▶ _MATERIAL SHOWN_

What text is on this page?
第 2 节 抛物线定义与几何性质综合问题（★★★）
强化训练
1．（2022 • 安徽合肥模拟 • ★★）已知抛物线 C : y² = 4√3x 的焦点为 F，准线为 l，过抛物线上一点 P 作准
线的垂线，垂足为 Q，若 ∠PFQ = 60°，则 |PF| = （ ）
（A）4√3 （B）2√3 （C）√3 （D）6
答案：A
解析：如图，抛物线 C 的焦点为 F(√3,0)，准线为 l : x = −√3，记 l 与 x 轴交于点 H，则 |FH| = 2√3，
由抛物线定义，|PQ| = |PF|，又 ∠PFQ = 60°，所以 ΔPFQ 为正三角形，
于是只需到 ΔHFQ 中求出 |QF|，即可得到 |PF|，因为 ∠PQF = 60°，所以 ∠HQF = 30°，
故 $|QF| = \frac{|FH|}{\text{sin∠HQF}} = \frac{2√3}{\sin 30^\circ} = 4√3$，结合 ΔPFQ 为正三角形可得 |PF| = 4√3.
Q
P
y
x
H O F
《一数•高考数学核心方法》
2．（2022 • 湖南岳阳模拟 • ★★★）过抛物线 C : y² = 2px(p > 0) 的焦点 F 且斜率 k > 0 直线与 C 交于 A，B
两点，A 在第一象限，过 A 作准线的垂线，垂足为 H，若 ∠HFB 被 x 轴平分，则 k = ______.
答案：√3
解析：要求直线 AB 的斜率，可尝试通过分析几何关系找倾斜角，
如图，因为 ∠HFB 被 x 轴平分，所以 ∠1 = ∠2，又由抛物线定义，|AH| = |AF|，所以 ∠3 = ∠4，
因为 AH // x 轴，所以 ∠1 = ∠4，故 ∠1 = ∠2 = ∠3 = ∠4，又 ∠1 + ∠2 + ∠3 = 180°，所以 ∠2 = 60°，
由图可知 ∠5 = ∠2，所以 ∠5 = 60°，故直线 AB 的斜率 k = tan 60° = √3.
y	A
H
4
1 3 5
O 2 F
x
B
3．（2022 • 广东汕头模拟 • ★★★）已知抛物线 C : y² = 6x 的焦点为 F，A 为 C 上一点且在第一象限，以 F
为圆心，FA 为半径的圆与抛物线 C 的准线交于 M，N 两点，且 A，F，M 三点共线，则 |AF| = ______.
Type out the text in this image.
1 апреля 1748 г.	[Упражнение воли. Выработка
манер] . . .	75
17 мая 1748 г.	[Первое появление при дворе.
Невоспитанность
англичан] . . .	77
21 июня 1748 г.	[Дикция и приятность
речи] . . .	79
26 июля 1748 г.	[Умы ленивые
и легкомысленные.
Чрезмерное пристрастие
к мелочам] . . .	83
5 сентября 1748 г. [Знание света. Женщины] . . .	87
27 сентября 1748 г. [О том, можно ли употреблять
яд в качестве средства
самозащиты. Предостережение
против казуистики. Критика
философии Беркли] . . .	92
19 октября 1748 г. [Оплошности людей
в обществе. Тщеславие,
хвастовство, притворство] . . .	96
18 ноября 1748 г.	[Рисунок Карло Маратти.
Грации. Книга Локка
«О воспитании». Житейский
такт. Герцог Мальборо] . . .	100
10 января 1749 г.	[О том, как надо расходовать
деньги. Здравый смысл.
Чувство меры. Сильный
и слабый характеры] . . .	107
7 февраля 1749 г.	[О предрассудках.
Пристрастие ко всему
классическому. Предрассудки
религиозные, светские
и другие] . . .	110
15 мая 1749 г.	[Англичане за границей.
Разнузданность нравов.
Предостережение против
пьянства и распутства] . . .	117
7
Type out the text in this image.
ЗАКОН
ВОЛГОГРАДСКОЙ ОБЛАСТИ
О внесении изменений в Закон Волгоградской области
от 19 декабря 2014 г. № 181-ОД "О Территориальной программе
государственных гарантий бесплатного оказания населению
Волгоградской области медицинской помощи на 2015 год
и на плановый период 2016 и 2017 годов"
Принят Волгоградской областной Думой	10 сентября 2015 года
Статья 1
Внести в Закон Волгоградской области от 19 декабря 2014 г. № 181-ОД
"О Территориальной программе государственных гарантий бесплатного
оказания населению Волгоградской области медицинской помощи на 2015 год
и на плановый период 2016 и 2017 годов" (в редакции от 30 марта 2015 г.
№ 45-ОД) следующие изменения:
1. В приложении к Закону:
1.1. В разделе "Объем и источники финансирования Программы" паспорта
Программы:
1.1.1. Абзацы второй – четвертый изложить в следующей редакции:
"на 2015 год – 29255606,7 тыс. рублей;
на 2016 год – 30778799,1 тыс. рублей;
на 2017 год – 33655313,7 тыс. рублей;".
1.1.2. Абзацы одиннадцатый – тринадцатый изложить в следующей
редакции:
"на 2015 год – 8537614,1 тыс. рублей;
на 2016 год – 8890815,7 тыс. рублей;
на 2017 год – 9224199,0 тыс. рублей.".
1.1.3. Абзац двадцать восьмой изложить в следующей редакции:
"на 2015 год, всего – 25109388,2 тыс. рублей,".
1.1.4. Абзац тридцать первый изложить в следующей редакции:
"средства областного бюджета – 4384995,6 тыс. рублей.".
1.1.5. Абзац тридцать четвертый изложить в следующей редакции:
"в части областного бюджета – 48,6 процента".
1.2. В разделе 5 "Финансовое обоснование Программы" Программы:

▶ _EXERCISE DETAILS_
Return every line of the material exactly.

▶ _COMPLETED EXERCISE_
What text is on this page?
第 2 节 抛物线定义与几何性质综合问题（★★★）
强化训练
1．（2022 • 安徽合肥模拟 • ★★）已知抛物线 C : y² = 4√3x 的焦点为 F，准线为 l，过抛物线上一点 P 作准
线的垂线，垂足为 Q，若 ∠PFQ = 60°，则 |PF| = （ ）
（A）4√3 （B）2√3 （C）√3 （D）6
答案：A
解析：如图，抛物线 C 的焦点为 F(√3,0)，准线为 l : x = −√3，记 l 与 x 轴交于点 H，则 |FH| = 2√3，
由抛物线定义，|PQ| = |PF|，又 ∠PFQ = 60°，所以 ΔPFQ 为正三角形，
于是只需到 ΔHFQ 中求出 |QF|，即可得到 |PF|，因为 ∠PQF = 60°，所以 ∠HQF = 30°，
故 $|QF| = \frac{|FH|}{\text{sin∠HQF}} = \frac{2√3}{\sin 30^\circ} = 4√3$，结合 ΔPFQ 为正三角形可得 |PF| = 4√3.
Q
P
y
x
H O F
《一数•高考数学核心方法》
2．（2022 • 湖南岳阳模拟 • ★★★）过抛物线 C : y² = 2px(p > 0) 的焦点 F 且斜率 k > 0 直线与 C 交于 A，B
两点，A 在第一象限，过 A 作准线的垂线，垂足为 H，若 ∠HFB 被 x 轴平分，则 k = ______.
答案：√3
解析：要求直线 AB 的斜率，可尝试通过分析几何关系找倾斜角，
如图，因为 ∠HFB 被 x 轴平分，所以 ∠1 = ∠2，又由抛物线定义，|AH| = |AF|，所以 ∠3 = ∠4，
因为 AH // x 轴，所以 ∠1 = ∠4，故 ∠1 = ∠2 = ∠3 = ∠4，又 ∠1 + ∠2 + ∠3 = 180°，所以 ∠2 = 60°，
由图可知 ∠5 = ∠2，所以 ∠5 = 60°，故直线 AB 的斜率 k = tan 60° = √3.
y	A
H
4
1 3 5
O 2 F
x
B
3．（2022 • 广东汕头模拟 • ★★★）已知抛物线 C : y² = 6x 的焦点为 F，A 为 C 上一点且在第一象限，以 F
为圆心，FA 为半径的圆与抛物线 C 的准线交于 M，N 两点，且 A，F，M 三点共线，则 |AF| = ______.
Type out the text in this image.
1 апреля 1748 г.	[Упражнение воли. Выработка
манер] . . .	75
17 мая 1748 г.	[Первое появление при дворе.
Невоспитанность
англичан] . . .	77
21 июня 1748 г.	[Дикция и приятность
речи] . . .	79
26 июля 1748 г.	[Умы ленивые
и легкомысленные.
Чрезмерное пристрастие
к мелочам] . . .	83
5 сентября 1748 г. [Знание света. Женщины] . . .	87
27 сентября 1748 г. [О том, можно ли употреблять
яд в качестве средства
самозащиты. Предостережение
против казуистики. Критика
философии Беркли] . . .	92
19 октября 1748 г. [Оплошности людей
в обществе. Тщеславие,
хвастовство, притворство] . . .	96
18 ноября 1748 г.	[Рисунок Карло Маратти.
Грации. Книга Локка
«О воспитании». Житейский
такт. Герцог Мальборо] . . .	100
10 января 1749 г.	[О том, как надо расходовать
деньги. Здравый смысл.
Чувство меры. Сильный
и слабый характеры] . . .	107
7 февраля 1749 г.	[О предрассудках.
Пристрастие ко всему
классическому. Предрассудки
религиозные, светские
и другие] . . .	110
15 мая 1749 г.	[Англичане за границей.
Разнузданность нравов.
Предостережение против
пьянства и распутства] . . .	117
7
Type out the text in this image.
ЗАКОН
ВОЛГОГРАДСКОЙ ОБЛАСТИ
О внесении изменений в Закон Волгоградской области
от 19 декабря 2014 г. № 181-ОД "О Территориальной программе
государственных гарантий бесплатного оказания населению
Волгоградской области медицинской помощи на 2015 год
и на плановый период 2016 и 2017 годов"
Принят Волгоградской областной Думой	10 сентября 2015 года
Статья 1
Внести в Закон Волгоградской области от 19 декабря 2014 г. № 181-ОД
"О Территориальной программе государственных гарантий бесплатного
оказания населению Волгоградской области медицинской помощи на 2015 год
и на плановый период 2016 и 2017 годов" (в редакции от 30 марта 2015 г.
№ 45-ОД) следующие изменения:
1. В приложении к Закону:
1.1. В разделе "Объем и источники финансирования Программы" паспорта
Программы:
1.1.1. Абзацы второй – четвертый изложить в следующей редакции:
"на 2015 год – 29255606,7 тыс. рублей;
на 2016 год – 30778799,1 тыс. рублей;
на 2017 год – 33655313,7 тыс. рублей;".
1.1.2. Абзацы одиннадцатый – тринадцатый изложить в следующей
редакции:
"на 2015 год – 8537614,1 тыс. рублей;
на 2016 год – 8890815,7 тыс. рублей;
на 2017 год – 9224199,0 тыс. рублей.".
1.1.3. Абзац двадцать восьмой изложить в следующей редакции:
"на 2015 год, всего – 25109388,2 тыс. рублей,".
1.1.4. Абзац тридцать первый изложить в следующей редакции:
"средства областного бюджета – 4384995,6 тыс. рублей.".
1.1.5. Абзац тридцать четвертый изложить в следующей редакции:
"в части областного бюджета – 48,6 процента".
1.2. В разделе 5 "Финансовое обоснование Программы" Программы:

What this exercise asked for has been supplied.